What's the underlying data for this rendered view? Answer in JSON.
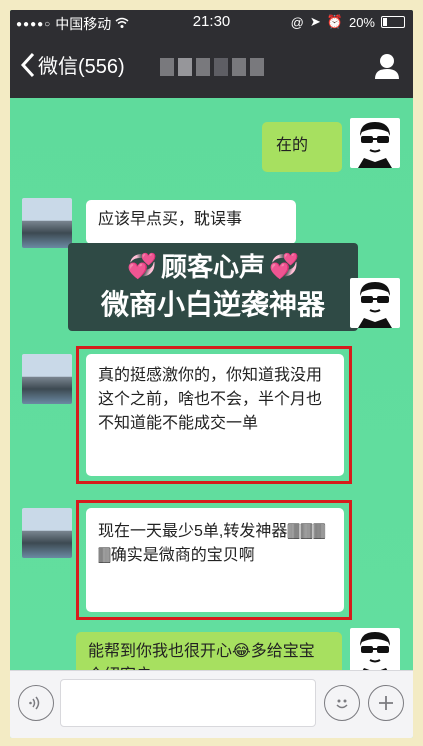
{
  "status": {
    "carrier": "中国移动",
    "time": "21:30",
    "battery": "20%",
    "battery_level": 0.2
  },
  "nav": {
    "back_label": "微信(556)"
  },
  "messages": {
    "m1": "在的",
    "m2": "应该早点买，耽误事",
    "m3": "真的挺感激你的，你知道我没用这个之前，啥也不会，半个月也不知道能不能成交一单",
    "m4": "现在一天最少5单,转发神器🀫🀫🀫🀫确实是微商的宝贝啊",
    "m5": "能帮到你我也很开心😂多给宝宝介绍客户"
  },
  "promo": {
    "line1": "顾客心声",
    "line2": "微商小白逆袭神器"
  }
}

--------

■ **Task directions**
Make an exact copy of the data above, pictures excluded.

■ **Answer**
What's the underlying data for this rendered view? Answer in JSON.
{
  "status": {
    "carrier": "中国移动",
    "time": "21:30",
    "battery": "20%",
    "battery_level": 0.2
  },
  "nav": {
    "back_label": "微信(556)"
  },
  "messages": {
    "m1": "在的",
    "m2": "应该早点买，耽误事",
    "m3": "真的挺感激你的，你知道我没用这个之前，啥也不会，半个月也不知道能不能成交一单",
    "m4": "现在一天最少5单,转发神器🀫🀫🀫🀫确实是微商的宝贝啊",
    "m5": "能帮到你我也很开心😂多给宝宝介绍客户"
  },
  "promo": {
    "line1": "顾客心声",
    "line2": "微商小白逆袭神器"
  }
}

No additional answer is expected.